> _What you are asked to do_: Take from the listing each line that has the string "then".

> _Listing_:
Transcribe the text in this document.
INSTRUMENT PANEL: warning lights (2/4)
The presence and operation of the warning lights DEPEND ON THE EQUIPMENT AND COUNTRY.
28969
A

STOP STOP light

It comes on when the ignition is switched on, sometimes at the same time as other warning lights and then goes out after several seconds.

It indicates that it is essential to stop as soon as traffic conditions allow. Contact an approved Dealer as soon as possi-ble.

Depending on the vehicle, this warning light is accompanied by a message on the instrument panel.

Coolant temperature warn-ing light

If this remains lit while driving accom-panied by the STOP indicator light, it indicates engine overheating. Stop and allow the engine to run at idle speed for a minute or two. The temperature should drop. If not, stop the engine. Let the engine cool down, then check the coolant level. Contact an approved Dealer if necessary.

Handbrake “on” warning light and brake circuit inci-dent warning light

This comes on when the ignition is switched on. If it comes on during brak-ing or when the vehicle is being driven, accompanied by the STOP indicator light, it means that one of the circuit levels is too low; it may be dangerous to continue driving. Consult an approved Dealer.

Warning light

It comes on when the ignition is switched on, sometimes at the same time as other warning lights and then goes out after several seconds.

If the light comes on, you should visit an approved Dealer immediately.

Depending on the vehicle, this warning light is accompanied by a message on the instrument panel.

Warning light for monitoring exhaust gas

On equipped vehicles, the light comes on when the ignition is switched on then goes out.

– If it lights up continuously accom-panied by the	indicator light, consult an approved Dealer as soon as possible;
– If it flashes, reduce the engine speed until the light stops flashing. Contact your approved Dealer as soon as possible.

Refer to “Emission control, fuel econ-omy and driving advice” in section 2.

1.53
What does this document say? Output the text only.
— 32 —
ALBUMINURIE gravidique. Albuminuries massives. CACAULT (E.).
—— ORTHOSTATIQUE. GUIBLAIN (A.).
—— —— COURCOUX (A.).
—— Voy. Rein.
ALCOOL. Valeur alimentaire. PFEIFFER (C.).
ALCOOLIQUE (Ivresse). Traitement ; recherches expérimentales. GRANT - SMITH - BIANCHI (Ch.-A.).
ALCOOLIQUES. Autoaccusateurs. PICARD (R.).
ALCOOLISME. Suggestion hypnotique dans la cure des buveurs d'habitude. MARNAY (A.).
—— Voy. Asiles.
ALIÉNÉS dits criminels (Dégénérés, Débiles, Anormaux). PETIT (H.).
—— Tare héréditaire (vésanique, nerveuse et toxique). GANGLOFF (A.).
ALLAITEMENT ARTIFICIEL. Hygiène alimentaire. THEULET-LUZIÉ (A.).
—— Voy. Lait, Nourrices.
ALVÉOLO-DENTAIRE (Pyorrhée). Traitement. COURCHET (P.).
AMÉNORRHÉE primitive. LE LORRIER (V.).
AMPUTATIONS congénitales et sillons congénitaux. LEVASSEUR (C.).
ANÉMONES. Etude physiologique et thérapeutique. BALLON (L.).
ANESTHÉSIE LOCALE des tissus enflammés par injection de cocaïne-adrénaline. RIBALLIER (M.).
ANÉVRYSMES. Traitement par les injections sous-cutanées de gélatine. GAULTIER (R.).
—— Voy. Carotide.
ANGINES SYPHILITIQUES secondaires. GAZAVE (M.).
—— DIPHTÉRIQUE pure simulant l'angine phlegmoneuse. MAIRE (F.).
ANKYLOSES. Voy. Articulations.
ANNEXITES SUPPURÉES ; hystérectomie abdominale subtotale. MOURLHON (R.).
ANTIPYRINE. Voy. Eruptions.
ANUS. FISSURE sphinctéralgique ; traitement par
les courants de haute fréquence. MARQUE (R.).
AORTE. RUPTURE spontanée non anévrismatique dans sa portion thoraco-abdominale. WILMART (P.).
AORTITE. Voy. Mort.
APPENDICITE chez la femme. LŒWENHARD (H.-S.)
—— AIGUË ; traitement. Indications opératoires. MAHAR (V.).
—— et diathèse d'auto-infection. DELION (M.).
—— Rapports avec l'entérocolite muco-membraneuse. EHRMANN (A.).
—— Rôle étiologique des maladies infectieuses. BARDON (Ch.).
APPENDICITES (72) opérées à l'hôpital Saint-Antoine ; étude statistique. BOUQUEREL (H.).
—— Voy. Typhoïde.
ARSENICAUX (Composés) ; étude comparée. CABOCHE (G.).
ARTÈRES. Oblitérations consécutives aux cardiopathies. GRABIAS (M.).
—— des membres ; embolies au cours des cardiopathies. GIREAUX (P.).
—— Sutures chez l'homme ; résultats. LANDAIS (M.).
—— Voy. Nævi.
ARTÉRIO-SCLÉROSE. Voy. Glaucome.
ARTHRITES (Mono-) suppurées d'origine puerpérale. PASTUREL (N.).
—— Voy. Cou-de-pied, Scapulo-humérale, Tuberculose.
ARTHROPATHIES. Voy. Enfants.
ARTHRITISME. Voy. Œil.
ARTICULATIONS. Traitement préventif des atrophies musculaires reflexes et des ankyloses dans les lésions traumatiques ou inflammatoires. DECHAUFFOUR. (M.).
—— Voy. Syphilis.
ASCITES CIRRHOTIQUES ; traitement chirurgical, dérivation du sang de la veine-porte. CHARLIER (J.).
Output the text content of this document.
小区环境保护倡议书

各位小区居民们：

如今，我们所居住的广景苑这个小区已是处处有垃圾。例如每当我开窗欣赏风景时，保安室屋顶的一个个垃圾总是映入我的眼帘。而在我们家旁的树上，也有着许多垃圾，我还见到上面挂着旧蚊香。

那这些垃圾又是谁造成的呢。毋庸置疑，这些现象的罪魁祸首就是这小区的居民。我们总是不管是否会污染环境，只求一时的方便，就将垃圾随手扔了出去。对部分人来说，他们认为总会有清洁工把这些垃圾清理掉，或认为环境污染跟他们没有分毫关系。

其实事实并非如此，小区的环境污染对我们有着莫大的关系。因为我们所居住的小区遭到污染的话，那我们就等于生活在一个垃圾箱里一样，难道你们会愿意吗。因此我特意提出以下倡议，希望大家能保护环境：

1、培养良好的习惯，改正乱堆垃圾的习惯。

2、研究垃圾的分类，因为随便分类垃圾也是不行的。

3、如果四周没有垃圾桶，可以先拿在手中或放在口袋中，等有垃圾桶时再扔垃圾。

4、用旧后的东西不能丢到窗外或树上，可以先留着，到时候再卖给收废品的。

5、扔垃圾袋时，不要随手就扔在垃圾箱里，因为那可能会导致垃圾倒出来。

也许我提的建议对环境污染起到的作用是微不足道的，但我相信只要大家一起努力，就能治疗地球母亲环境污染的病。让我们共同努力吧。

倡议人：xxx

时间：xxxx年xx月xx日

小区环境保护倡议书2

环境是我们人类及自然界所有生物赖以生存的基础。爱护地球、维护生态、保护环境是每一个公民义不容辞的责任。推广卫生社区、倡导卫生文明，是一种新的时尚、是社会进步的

> _Result for this task_:
It comes on when the ignition is switched on, sometimes at the same time as other warning lights and then goes out after several seconds.
If this remains lit while driving accom-panied by the STOP indicator light, it indicates engine overheating. Stop and allow the engine to run at idle speed for a minute or two. The temperature should drop. If not, stop the engine. Let the engine cool down, then check the coolant level. Contact an approved Dealer if necessary.
It comes on when the ignition is switched on, sometimes at the same time as other warning lights and then goes out after several seconds.
On equipped vehicles, the light comes on when the ignition is switched on then goes out.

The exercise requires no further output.